**WORK TO BE COMPLETED:** Set down all of the data exactly as it appears.

# Start of EXTRACTED INFORMATION

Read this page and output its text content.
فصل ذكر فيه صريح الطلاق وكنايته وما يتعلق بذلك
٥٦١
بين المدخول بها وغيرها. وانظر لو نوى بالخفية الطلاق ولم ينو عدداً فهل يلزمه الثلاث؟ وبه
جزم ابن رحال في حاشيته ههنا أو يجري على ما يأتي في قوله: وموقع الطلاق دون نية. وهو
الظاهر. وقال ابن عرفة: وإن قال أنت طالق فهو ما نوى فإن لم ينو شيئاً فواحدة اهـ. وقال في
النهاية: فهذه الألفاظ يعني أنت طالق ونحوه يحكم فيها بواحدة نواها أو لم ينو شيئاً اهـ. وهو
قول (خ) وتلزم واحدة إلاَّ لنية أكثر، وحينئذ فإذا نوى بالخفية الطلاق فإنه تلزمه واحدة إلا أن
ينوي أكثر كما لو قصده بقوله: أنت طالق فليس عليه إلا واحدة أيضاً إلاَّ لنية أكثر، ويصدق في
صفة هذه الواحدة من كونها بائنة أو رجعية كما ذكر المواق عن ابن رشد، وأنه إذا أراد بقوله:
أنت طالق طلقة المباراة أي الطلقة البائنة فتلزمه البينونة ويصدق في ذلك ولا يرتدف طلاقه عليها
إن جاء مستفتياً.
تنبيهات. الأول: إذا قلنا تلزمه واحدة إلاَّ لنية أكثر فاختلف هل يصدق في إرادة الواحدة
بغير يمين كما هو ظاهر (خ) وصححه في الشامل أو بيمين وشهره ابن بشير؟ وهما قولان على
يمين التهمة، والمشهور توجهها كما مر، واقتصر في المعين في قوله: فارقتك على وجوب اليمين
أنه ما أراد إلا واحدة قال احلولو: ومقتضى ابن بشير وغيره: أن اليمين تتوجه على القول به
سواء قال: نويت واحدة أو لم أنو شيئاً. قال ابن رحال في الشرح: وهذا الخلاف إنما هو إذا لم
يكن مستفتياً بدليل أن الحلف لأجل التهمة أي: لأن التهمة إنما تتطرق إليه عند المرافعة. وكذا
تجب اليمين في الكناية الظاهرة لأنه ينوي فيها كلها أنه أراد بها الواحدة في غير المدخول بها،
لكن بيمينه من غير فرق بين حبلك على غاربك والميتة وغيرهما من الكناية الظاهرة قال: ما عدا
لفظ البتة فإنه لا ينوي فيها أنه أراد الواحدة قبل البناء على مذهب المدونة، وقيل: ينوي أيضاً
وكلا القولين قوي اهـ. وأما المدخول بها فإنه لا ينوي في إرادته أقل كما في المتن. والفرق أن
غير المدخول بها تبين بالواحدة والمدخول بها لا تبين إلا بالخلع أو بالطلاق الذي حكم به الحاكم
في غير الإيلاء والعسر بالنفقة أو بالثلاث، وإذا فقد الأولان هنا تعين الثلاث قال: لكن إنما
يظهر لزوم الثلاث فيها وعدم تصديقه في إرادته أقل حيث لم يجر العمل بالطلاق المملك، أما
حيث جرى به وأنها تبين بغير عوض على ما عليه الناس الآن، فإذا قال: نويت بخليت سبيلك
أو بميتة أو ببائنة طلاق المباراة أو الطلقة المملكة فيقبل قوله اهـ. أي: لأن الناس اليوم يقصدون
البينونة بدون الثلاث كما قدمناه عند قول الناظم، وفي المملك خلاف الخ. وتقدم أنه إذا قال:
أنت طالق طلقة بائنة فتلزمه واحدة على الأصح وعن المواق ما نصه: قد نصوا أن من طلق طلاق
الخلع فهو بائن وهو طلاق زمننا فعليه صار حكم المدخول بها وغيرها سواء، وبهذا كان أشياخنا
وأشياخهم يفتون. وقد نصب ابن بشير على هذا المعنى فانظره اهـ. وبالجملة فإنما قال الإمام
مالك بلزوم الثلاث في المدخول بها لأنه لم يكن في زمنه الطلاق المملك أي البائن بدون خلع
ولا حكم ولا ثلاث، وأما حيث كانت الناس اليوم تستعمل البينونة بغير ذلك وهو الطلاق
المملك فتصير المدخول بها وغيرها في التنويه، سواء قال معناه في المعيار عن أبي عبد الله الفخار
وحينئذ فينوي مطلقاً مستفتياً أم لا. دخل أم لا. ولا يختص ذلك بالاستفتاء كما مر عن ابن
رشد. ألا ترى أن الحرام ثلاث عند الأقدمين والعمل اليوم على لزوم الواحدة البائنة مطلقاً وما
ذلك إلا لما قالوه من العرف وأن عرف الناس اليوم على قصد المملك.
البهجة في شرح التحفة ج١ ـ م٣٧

# End of EXTRACTED INFORMATION

**FINAL RESULT:**
Read this page and output its text content.
فصل ذكر فيه صريح الطلاق وكنايته وما يتعلق بذلك
٥٦١
بين المدخول بها وغيرها. وانظر لو نوى بالخفية الطلاق ولم ينو عدداً فهل يلزمه الثلاث؟ وبه
جزم ابن رحال في حاشيته ههنا أو يجري على ما يأتي في قوله: وموقع الطلاق دون نية. وهو
الظاهر. وقال ابن عرفة: وإن قال أنت طالق فهو ما نوى فإن لم ينو شيئاً فواحدة اهـ. وقال في
النهاية: فهذه الألفاظ يعني أنت طالق ونحوه يحكم فيها بواحدة نواها أو لم ينو شيئاً اهـ. وهو
قول (خ) وتلزم واحدة إلاَّ لنية أكثر، وحينئذ فإذا نوى بالخفية الطلاق فإنه تلزمه واحدة إلا أن
ينوي أكثر كما لو قصده بقوله: أنت طالق فليس عليه إلا واحدة أيضاً إلاَّ لنية أكثر، ويصدق في
صفة هذه الواحدة من كونها بائنة أو رجعية كما ذكر المواق عن ابن رشد، وأنه إذا أراد بقوله:
أنت طالق طلقة المباراة أي الطلقة البائنة فتلزمه البينونة ويصدق في ذلك ولا يرتدف طلاقه عليها
إن جاء مستفتياً.
تنبيهات. الأول: إذا قلنا تلزمه واحدة إلاَّ لنية أكثر فاختلف هل يصدق في إرادة الواحدة
بغير يمين كما هو ظاهر (خ) وصححه في الشامل أو بيمين وشهره ابن بشير؟ وهما قولان على
يمين التهمة، والمشهور توجهها كما مر، واقتصر في المعين في قوله: فارقتك على وجوب اليمين
أنه ما أراد إلا واحدة قال احلولو: ومقتضى ابن بشير وغيره: أن اليمين تتوجه على القول به
سواء قال: نويت واحدة أو لم أنو شيئاً. قال ابن رحال في الشرح: وهذا الخلاف إنما هو إذا لم
يكن مستفتياً بدليل أن الحلف لأجل التهمة أي: لأن التهمة إنما تتطرق إليه عند المرافعة. وكذا
تجب اليمين في الكناية الظاهرة لأنه ينوي فيها كلها أنه أراد بها الواحدة في غير المدخول بها،
لكن بيمينه من غير فرق بين حبلك على غاربك والميتة وغيرهما من الكناية الظاهرة قال: ما عدا
لفظ البتة فإنه لا ينوي فيها أنه أراد الواحدة قبل البناء على مذهب المدونة، وقيل: ينوي أيضاً
وكلا القولين قوي اهـ. وأما المدخول بها فإنه لا ينوي في إرادته أقل كما في المتن. والفرق أن
غير المدخول بها تبين بالواحدة والمدخول بها لا تبين إلا بالخلع أو بالطلاق الذي حكم به الحاكم
في غير الإيلاء والعسر بالنفقة أو بالثلاث، وإذا فقد الأولان هنا تعين الثلاث قال: لكن إنما
يظهر لزوم الثلاث فيها وعدم تصديقه في إرادته أقل حيث لم يجر العمل بالطلاق المملك، أما
حيث جرى به وأنها تبين بغير عوض على ما عليه الناس الآن، فإذا قال: نويت بخليت سبيلك
أو بميتة أو ببائنة طلاق المباراة أو الطلقة المملكة فيقبل قوله اهـ. أي: لأن الناس اليوم يقصدون
البينونة بدون الثلاث كما قدمناه عند قول الناظم، وفي المملك خلاف الخ. وتقدم أنه إذا قال:
أنت طالق طلقة بائنة فتلزمه واحدة على الأصح وعن المواق ما نصه: قد نصوا أن من طلق طلاق
الخلع فهو بائن وهو طلاق زمننا فعليه صار حكم المدخول بها وغيرها سواء، وبهذا كان أشياخنا
وأشياخهم يفتون. وقد نصب ابن بشير على هذا المعنى فانظره اهـ. وبالجملة فإنما قال الإمام
مالك بلزوم الثلاث في المدخول بها لأنه لم يكن في زمنه الطلاق المملك أي البائن بدون خلع
ولا حكم ولا ثلاث، وأما حيث كانت الناس اليوم تستعمل البينونة بغير ذلك وهو الطلاق
المملك فتصير المدخول بها وغيرها في التنويه، سواء قال معناه في المعيار عن أبي عبد الله الفخار
وحينئذ فينوي مطلقاً مستفتياً أم لا. دخل أم لا. ولا يختص ذلك بالاستفتاء كما مر عن ابن
رشد. ألا ترى أن الحرام ثلاث عند الأقدمين والعمل اليوم على لزوم الواحدة البائنة مطلقاً وما
ذلك إلا لما قالوه من العرف وأن عرف الناس اليوم على قصد المملك.
البهجة في شرح التحفة ج١ ـ م٣٧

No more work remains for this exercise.